EXERCISE AIM |
Would you copy only the lines below, beginning with the one that contains "Output a JSON" and running through the last entry line?

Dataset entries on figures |
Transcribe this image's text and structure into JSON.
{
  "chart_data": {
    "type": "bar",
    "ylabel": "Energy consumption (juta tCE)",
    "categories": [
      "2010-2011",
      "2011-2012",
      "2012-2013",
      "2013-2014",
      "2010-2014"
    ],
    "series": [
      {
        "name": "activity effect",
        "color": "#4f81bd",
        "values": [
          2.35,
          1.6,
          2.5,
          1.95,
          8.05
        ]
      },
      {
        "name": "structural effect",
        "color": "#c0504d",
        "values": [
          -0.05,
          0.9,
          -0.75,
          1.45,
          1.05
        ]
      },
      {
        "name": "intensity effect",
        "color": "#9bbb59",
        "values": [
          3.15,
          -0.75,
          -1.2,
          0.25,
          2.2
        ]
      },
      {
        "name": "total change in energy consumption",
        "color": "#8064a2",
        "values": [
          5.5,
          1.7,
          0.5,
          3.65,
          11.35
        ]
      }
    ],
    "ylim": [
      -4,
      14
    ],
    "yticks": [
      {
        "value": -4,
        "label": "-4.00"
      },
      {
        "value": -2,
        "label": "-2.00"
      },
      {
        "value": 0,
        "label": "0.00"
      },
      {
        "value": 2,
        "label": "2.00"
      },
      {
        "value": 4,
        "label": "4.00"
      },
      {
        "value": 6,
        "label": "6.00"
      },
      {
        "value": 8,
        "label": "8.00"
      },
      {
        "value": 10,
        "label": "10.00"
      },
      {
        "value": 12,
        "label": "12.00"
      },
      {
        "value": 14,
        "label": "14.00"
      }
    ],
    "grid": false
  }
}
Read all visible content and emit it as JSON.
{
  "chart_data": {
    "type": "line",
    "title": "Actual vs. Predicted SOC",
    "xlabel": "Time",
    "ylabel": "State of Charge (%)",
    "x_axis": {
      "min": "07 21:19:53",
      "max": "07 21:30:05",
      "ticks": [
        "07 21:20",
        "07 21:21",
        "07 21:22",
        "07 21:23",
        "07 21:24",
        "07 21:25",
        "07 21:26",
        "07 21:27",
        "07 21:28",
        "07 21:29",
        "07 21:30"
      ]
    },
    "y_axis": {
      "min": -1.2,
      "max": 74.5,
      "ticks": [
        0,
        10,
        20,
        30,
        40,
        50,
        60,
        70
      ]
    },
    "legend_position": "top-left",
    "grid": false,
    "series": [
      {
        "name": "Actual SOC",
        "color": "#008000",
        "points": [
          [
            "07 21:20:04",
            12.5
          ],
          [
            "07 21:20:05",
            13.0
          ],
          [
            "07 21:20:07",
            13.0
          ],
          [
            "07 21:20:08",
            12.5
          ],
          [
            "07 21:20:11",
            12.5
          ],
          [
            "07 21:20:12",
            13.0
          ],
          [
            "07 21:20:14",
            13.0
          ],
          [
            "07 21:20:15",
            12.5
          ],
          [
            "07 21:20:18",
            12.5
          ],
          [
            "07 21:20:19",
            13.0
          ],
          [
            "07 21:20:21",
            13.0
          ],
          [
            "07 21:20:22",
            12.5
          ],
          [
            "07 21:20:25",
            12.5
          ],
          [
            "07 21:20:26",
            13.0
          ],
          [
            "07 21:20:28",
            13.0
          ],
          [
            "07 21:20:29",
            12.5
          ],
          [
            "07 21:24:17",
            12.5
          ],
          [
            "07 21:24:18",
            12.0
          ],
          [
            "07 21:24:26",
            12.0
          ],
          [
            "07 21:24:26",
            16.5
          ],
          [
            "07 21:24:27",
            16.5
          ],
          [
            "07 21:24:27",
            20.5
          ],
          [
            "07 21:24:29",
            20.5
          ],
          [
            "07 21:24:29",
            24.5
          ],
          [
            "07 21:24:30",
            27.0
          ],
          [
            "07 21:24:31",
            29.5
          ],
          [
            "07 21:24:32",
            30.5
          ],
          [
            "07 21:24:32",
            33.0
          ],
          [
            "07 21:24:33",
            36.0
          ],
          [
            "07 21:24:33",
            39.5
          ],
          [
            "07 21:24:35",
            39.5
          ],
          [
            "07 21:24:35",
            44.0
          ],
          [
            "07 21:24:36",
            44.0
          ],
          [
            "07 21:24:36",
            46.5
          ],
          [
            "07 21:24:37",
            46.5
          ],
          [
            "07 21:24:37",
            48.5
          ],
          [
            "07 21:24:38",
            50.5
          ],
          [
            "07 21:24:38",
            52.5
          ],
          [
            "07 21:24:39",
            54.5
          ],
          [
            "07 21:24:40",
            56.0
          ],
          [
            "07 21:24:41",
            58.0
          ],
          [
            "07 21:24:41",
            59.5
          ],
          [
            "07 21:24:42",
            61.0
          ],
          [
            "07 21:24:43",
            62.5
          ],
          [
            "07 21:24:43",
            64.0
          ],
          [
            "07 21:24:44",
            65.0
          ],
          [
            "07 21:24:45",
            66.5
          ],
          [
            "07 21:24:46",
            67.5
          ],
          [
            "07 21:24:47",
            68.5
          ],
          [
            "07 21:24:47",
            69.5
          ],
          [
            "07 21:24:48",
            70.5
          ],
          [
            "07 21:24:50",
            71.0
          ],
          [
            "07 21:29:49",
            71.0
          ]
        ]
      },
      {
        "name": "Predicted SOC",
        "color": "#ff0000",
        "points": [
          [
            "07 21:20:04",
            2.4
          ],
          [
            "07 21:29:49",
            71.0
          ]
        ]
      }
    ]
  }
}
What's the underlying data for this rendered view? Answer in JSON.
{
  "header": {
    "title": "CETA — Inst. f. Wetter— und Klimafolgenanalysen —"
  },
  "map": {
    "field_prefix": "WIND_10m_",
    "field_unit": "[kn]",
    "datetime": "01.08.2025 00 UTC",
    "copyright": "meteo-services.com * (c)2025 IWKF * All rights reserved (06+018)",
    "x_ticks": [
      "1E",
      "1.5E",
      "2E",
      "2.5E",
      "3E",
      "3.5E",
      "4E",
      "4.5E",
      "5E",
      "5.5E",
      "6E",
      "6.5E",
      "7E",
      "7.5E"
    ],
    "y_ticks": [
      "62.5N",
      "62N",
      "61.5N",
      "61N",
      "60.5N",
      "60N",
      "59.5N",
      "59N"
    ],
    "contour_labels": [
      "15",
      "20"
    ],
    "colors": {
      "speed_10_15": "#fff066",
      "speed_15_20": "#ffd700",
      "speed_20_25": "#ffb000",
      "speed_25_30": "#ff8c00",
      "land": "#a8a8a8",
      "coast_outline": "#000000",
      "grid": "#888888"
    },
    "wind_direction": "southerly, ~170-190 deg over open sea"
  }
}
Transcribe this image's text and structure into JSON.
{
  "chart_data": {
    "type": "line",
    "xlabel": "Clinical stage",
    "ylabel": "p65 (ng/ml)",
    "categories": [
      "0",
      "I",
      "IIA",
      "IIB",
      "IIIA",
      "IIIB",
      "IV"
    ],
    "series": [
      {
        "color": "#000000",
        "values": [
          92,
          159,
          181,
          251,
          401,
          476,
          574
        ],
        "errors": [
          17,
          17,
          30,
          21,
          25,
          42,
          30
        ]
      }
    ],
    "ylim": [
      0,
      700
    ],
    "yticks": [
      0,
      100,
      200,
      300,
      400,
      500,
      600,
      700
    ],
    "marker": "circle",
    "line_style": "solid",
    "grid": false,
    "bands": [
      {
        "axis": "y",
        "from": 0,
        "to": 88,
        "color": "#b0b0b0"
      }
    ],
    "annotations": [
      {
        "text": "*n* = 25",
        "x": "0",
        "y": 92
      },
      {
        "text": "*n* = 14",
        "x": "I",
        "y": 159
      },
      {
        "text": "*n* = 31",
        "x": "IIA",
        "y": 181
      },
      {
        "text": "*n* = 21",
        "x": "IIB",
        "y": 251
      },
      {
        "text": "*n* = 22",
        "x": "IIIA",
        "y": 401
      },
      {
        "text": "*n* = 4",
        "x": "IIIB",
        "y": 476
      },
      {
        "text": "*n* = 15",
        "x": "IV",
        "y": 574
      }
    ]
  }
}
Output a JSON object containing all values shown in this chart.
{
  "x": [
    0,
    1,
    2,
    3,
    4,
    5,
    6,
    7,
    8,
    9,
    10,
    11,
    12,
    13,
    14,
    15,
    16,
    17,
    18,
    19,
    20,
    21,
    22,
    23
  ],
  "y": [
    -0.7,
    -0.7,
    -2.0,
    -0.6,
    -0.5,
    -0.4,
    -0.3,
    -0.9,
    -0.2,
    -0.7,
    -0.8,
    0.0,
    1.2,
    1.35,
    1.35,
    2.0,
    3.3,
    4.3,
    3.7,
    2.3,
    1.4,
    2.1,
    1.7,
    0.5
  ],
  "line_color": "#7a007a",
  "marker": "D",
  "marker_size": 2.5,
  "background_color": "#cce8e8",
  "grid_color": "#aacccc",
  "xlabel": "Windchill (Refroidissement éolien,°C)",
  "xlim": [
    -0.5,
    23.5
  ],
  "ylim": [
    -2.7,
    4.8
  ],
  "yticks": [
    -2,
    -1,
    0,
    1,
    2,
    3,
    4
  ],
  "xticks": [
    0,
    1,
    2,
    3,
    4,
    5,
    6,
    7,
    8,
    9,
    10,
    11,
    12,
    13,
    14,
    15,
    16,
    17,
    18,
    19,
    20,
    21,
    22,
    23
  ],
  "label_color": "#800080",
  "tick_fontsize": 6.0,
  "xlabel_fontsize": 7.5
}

OUTPUT |
Output a JSON object containing all values shown in this chart.
{
  "x": [
    0,
    1,
    2,
    3,
    4,
    5,
    6,
    7,
    8,
    9,
    10,
    11,
    12,
    13,
    14,
    15,
    16,
    17,
    18,
    19,
    20,
    21,
    22,
    23
  ],
  "y": [
    -0.7,
    -0.7,
    -2.0,
    -0.6,
    -0.5,
    -0.4,
    -0.3,
    -0.9,
    -0.2,
    -0.7,
    -0.8,
    0.0,
    1.2,
    1.35,
    1.35,
    2.0,
    3.3,
    4.3,
    3.7,
    2.3,
    1.4,
    2.1,
    1.7,
    0.5
  ],
  "line_color": "#7a007a",
  "marker": "D",
  "marker_size": 2.5,
  "background_color": "#cce8e8",
  "grid_color": "#aacccc",
  "xlabel": "Windchill (Refroidissement éolien,°C)",
  "xlim": [
    -0.5,
    23.5
  ],
  "ylim": [
    -2.7,
    4.8
  ],
  "yticks": [
    -2,
    -1,
    0,
    1,
    2,
    3,
    4
  ],
  "xticks": [
    0,
    1,
    2,
    3,
    4,
    5,
    6,
    7,
    8,
    9,
    10,
    11,
    12,
    13,
    14,
    15,
    16,
    17,
    18,
    19,
    20,
    21,
    22,
    23
  ],
  "label_color": "#800080",
  "tick_fontsize": 6.0,
  "xlabel_fontsize": 7.5
}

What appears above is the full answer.